| Excerpt to read |
Philosophy of mind then took the folk psychology case and pushed it much further into a technical doctrine. Here folk psychology is not just our ordinary talk of beliefs and desires; it is recast as an implicit theory, and a bad one. The eliminativists, Paul and Patricia Churchland chief among them, treated that theory as a primitive proto-science, a stopgap that a mature neuroscience would one day throw out, the way chemistry threw out phlogiston. That is a special, contested usage rather than what the word usually means. But it shows the freight the marker always carried. Call something folk and you have already decided it is wrong, or at best a charming first draft awaiting the grown-ups.

Turning it on its head#

Now apply that same marker to causal reasoning and listen to how absurd it sounds. Folk causation. The everyday, untutored, pre-scientific way that ordinary people work out what causes what, pending replacement by proper method.

Replacement by what, exactly?

Humans are the best causation detectors on the planet. Not approximately, not as a courtesy. We read cause and effect faster, across more domains, and from less data than any instrument, any animal, and until very recently any machine we have built. A toddler works out that pushing the cup tips the juice. You work out from a half-sentence and a tone of voice why a colleague went quiet in a meeting. We do this constantly, mostly accurately, and we could not survive a single morning without it. As Judea Pearl keeps insisting, if you want to thrive in this world you have to understand causality natively, and we do so from infancy.

| Set tasks |
(a) Transcribe the passage on folk psychology and causal reasoning in full, keeping every word and mark unchanged.
(b) Reproduce word for word the entries from their first line through the line that contains "The IFP 400 is at (192, 757).", with both ends included and nothing beyond that line.

| Records to use |
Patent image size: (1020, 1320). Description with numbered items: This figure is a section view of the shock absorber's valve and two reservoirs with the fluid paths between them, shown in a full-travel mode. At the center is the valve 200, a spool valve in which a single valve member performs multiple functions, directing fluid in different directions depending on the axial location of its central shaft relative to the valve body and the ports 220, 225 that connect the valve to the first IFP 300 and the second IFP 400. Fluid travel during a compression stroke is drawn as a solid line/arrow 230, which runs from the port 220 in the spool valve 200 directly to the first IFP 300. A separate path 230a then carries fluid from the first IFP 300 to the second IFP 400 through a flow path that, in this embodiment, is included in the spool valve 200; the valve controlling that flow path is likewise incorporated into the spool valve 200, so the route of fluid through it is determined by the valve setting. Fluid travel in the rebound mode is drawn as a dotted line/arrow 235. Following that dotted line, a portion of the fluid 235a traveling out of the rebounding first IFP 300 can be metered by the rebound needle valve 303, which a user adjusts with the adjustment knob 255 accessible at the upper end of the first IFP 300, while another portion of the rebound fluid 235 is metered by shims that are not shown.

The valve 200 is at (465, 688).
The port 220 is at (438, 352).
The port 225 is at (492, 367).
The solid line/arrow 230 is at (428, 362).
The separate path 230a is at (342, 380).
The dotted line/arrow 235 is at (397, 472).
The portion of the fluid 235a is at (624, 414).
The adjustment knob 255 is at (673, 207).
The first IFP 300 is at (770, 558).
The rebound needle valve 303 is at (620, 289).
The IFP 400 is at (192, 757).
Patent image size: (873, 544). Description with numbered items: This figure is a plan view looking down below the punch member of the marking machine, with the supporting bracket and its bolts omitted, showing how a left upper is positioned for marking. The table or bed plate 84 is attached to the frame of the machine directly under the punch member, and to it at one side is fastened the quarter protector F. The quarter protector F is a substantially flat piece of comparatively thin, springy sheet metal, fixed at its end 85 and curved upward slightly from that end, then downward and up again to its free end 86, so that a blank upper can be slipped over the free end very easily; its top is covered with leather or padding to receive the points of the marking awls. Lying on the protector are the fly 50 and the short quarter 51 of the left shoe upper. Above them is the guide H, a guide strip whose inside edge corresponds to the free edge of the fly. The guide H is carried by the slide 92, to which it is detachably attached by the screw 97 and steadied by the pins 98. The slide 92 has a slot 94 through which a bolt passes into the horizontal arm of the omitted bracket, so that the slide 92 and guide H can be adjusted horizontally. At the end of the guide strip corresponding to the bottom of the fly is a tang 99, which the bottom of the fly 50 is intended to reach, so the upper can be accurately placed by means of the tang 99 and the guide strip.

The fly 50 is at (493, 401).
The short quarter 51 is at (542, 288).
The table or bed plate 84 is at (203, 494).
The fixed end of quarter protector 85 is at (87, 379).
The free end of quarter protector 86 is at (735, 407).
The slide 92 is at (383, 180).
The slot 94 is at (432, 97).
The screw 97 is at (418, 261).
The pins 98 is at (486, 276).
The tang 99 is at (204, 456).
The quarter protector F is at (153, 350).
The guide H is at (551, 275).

| Full answers |
(a)
Philosophy of mind then took the folk psychology case and pushed it much further into a technical doctrine. Here folk psychology is not just our ordinary talk of beliefs and desires; it is recast as an implicit theory, and a bad one. The eliminativists, Paul and Patricia Churchland chief among them, treated that theory as a primitive proto-science, a stopgap that a mature neuroscience would one day throw out, the way chemistry threw out phlogiston. That is a special, contested usage rather than what the word usually means. But it shows the freight the marker always carried. Call something folk and you have already decided it is wrong, or at best a charming first draft awaiting the grown-ups.

Turning it on its head#

Now apply that same marker to causal reasoning and listen to how absurd it sounds. Folk causation. The everyday, untutored, pre-scientific way that ordinary people work out what causes what, pending replacement by proper method.

Replacement by what, exactly?

Humans are the best causation detectors on the planet. Not approximately, not as a courtesy. We read cause and effect faster, across more domains, and from less data than any instrument, any animal, and until very recently any machine we have built. A toddler works out that pushing the cup tips the juice. You work out from a half-sentence and a tone of voice why a colleague went quiet in a meeting. We do this constantly, mostly accurately, and we could not survive a single morning without it. As Judea Pearl keeps insisting, if you want to thrive in this world you have to understand causality natively, and we do so from infancy.

(b)
Patent image size: (1020, 1320). Description with numbered items: This figure is a section view of the shock absorber's valve and two reservoirs with the fluid paths between them, shown in a full-travel mode. At the center is the valve 200, a spool valve in which a single valve member performs multiple functions, directing fluid in different directions depending on the axial location of its central shaft relative to the valve body and the ports 220, 225 that connect the valve to the first IFP 300 and the second IFP 400. Fluid travel during a compression stroke is drawn as a solid line/arrow 230, which runs from the port 220 in the spool valve 200 directly to the first IFP 300. A separate path 230a then carries fluid from the first IFP 300 to the second IFP 400 through a flow path that, in this embodiment, is included in the spool valve 200; the valve controlling that flow path is likewise incorporated into the spool valve 200, so the route of fluid through it is determined by the valve setting. Fluid travel in the rebound mode is drawn as a dotted line/arrow 235. Following that dotted line, a portion of the fluid 235a traveling out of the rebounding first IFP 300 can be metered by the rebound needle valve 303, which a user adjusts with the adjustment knob 255 accessible at the upper end of the first IFP 300, while another portion of the rebound fluid 235 is metered by shims that are not shown.

The valve 200 is at (465, 688).
The port 220 is at (438, 352).
The port 225 is at (492, 367).
The solid line/arrow 230 is at (428, 362).
The separate path 230a is at (342, 380).
The dotted line/arrow 235 is at (397, 472).
The portion of the fluid 235a is at (624, 414).
The adjustment knob 255 is at (673, 207).
The first IFP 300 is at (770, 558).
The rebound needle valve 303 is at (620, 289).
The IFP 400 is at (192, 757).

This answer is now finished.